_Task_
Format the data below as a Markdown table with the columns Row and Line, numbering each nonblank line in order. Leave the pictures out.

* begin Listed entries *

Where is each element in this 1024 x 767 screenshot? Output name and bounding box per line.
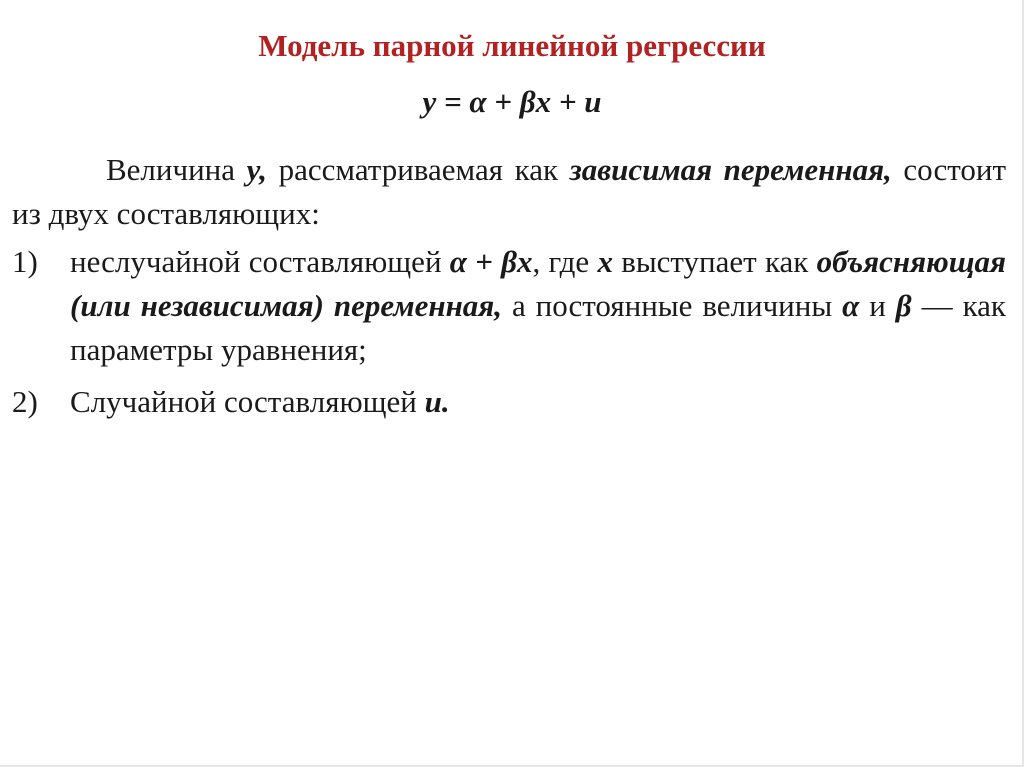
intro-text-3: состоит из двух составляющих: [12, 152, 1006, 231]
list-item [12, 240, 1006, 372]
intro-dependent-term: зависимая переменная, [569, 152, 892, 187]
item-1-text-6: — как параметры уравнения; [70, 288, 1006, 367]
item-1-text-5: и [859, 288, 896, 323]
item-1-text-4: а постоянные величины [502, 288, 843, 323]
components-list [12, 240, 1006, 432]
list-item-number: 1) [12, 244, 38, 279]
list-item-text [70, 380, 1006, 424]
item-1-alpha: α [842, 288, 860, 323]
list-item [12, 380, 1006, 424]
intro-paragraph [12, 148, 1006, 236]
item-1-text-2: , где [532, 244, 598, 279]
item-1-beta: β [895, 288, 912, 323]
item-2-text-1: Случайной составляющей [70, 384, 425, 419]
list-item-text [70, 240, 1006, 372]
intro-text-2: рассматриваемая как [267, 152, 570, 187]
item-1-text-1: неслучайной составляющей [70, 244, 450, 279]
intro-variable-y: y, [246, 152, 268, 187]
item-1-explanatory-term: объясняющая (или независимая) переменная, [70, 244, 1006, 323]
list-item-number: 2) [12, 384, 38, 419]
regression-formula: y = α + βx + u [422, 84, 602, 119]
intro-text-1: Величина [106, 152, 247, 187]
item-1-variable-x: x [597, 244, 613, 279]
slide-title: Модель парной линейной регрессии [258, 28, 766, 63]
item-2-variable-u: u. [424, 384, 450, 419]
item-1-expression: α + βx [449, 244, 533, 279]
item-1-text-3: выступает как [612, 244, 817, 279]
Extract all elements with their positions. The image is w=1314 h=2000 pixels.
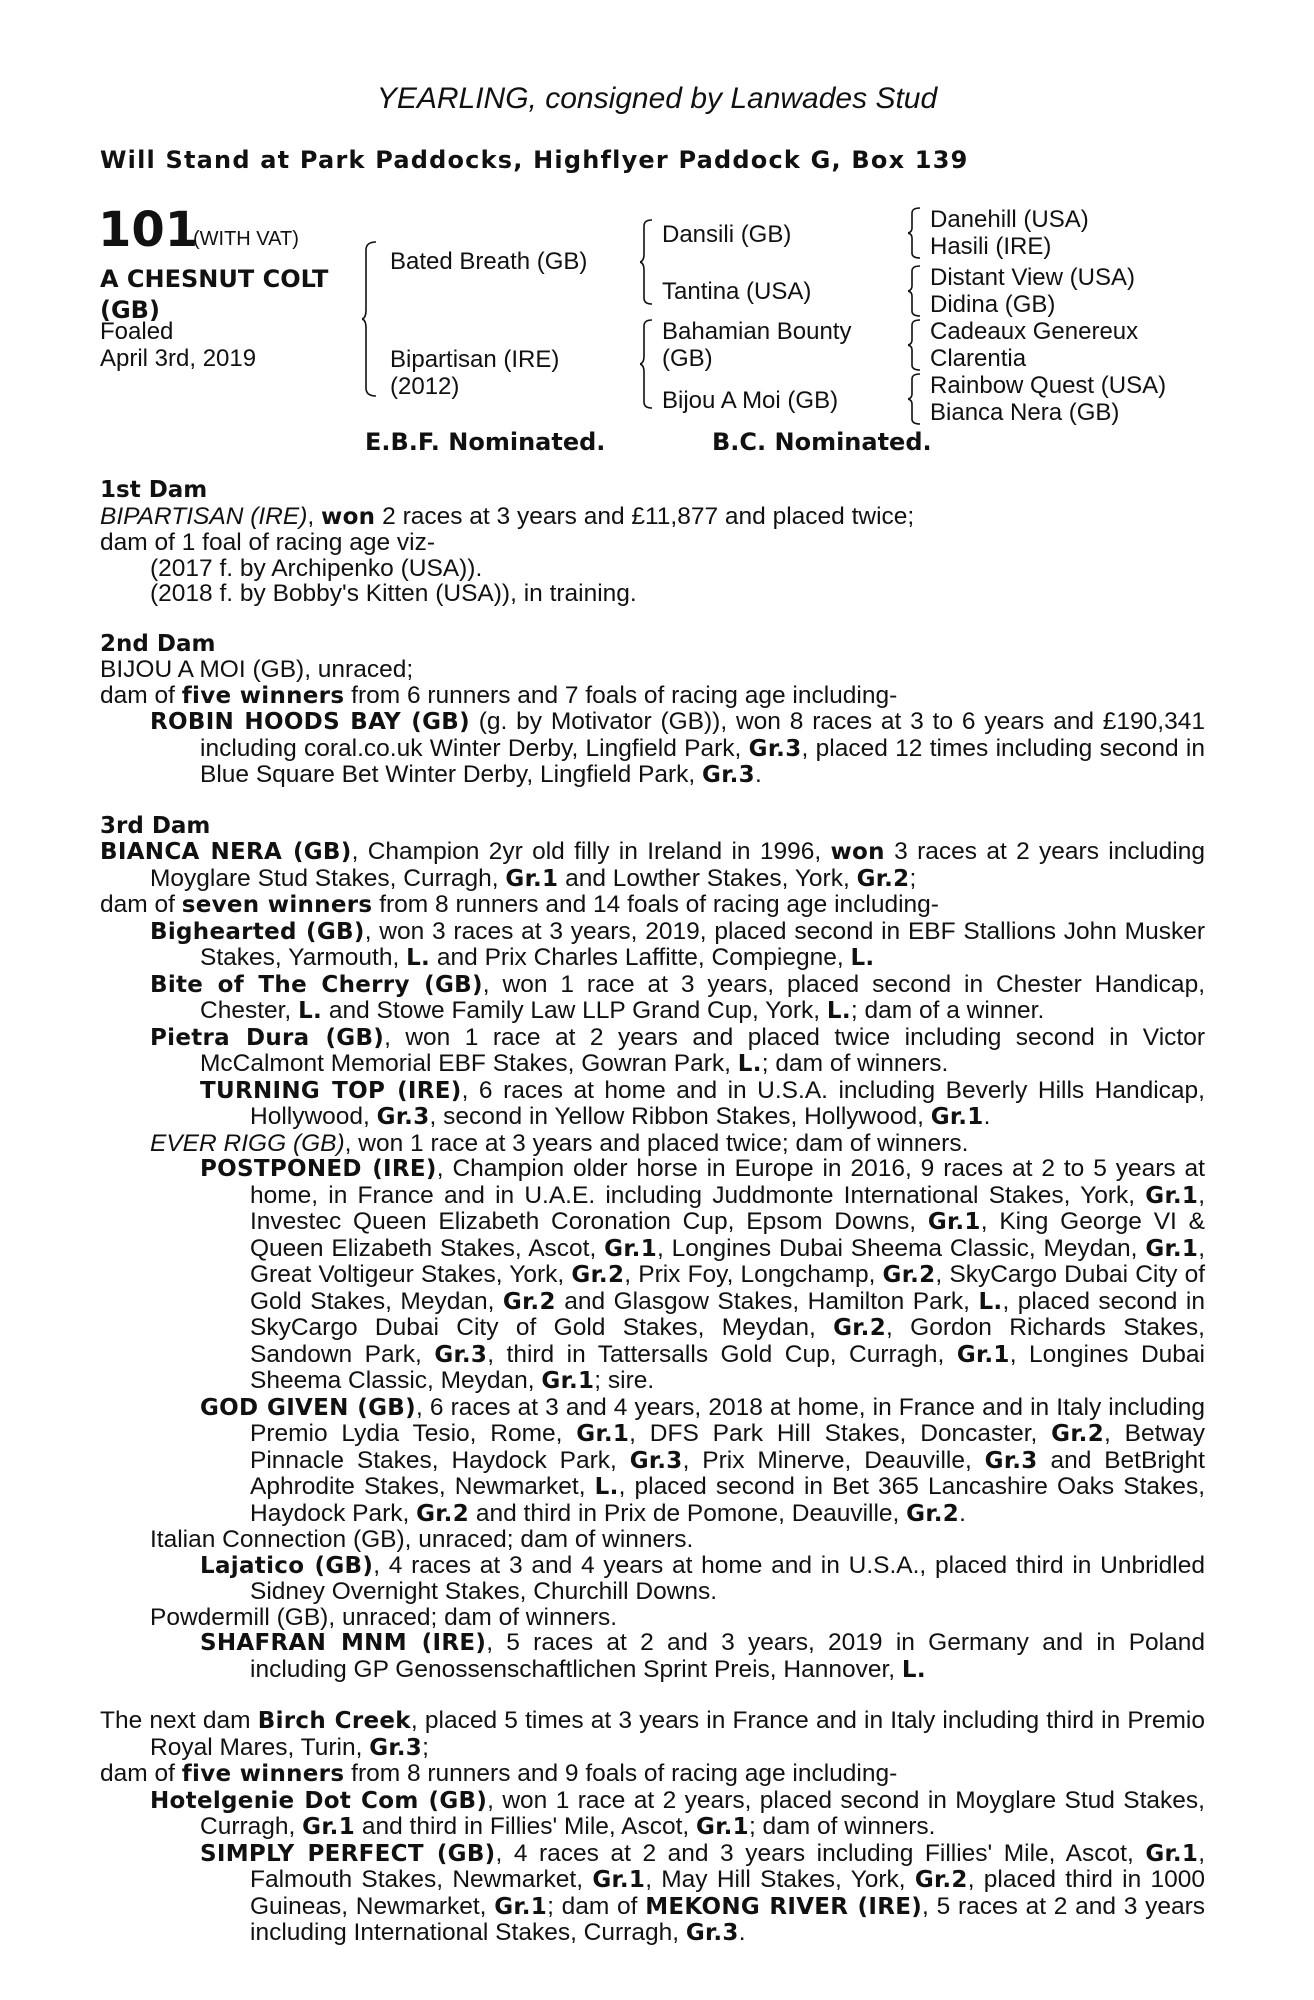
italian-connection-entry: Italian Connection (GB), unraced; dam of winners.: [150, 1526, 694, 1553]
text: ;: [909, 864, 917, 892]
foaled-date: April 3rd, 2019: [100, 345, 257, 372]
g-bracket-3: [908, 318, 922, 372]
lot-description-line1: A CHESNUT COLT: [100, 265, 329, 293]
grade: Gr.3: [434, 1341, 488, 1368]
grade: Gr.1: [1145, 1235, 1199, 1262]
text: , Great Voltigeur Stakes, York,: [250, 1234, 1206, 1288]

* end Listed entries *

_Task response_
| Row | Line |
|---|---|
| 1 | Where is each element in this 1024 x 767 screenshot? Output name and bounding box per line. |
| 2 | intro-text-3: состоит из двух составляющих: [12, 152, 1006, 231] |
| 3 | list-item [12, 240, 1006, 372] |
| 4 | intro-dependent-term: зависимая переменная, [569, 152, 892, 187] |
| 5 | item-1-text-6: — как параметры уравнения; [70, 288, 1006, 367] |
| 6 | item-1-text-5: и [859, 288, 896, 323] |
| 7 | item-1-text-4: а постоянные величины [502, 288, 843, 323] |
| 8 | components-list [12, 240, 1006, 432] |
| 9 | list-item-number: 1) [12, 244, 38, 279] |
| 10 | list-item-text [70, 380, 1006, 424] |
| 11 | item-1-alpha: α [842, 288, 860, 323] |
| 12 | list-item [12, 380, 1006, 424] |
| 13 | intro-paragraph [12, 148, 1006, 236] |
| 14 | item-1-text-2: , где [532, 244, 598, 279] |
| 15 | item-1-beta: β [895, 288, 912, 323] |
| 16 | item-2-text-1: Случайной составляющей [70, 384, 425, 419] |
| 17 | list-item-text [70, 240, 1006, 372] |
| 18 | intro-text-2: рассматриваемая как [267, 152, 570, 187] |
| 19 | item-1-text-1: неслучайной составляющей [70, 244, 450, 279] |
| 20 | intro-variable-y: y, [246, 152, 268, 187] |
| 21 | item-1-explanatory-term: объясняющая (или независимая) переменная, [70, 244, 1006, 323] |
| 22 | list-item-number: 2) [12, 384, 38, 419] |
| 23 | regression-formula: y = α + βx + u [422, 84, 602, 119] |
| 24 | intro-text-1: Величина [106, 152, 247, 187] |
| 25 | item-1-variable-x: x [597, 244, 613, 279] |
| 26 | slide-title: Модель парной линейной регрессии [258, 28, 766, 63] |
| 27 | item-2-variable-u: u. [424, 384, 450, 419] |
| 28 | item-1-expression: α + βx [449, 244, 533, 279] |
| 29 | item-1-text-3: выступает как [612, 244, 817, 279] |
| 30 | Extract all elements with their positions. The image is w=1314 h=2000 pixels. |
| 31 | italian-connection-entry: Italian Connection (GB), unraced; dam of winners.: [150, 1526, 694, 1553] |
| 32 | text: ;: [909, 864, 917, 892] |
| 33 | foaled-date: April 3rd, 2019: [100, 345, 257, 372] |
| 34 | g-bracket-3: [908, 318, 922, 372] |
| 35 | lot-description-line1: A CHESNUT COLT: [100, 265, 329, 293] |
| 36 | grade: Gr.3: [434, 1341, 488, 1368] |
| 37 | grade: Gr.1: [1145, 1235, 1199, 1262] |
| 38 | text: , Great Voltigeur Stakes, York,: [250, 1234, 1206, 1288] |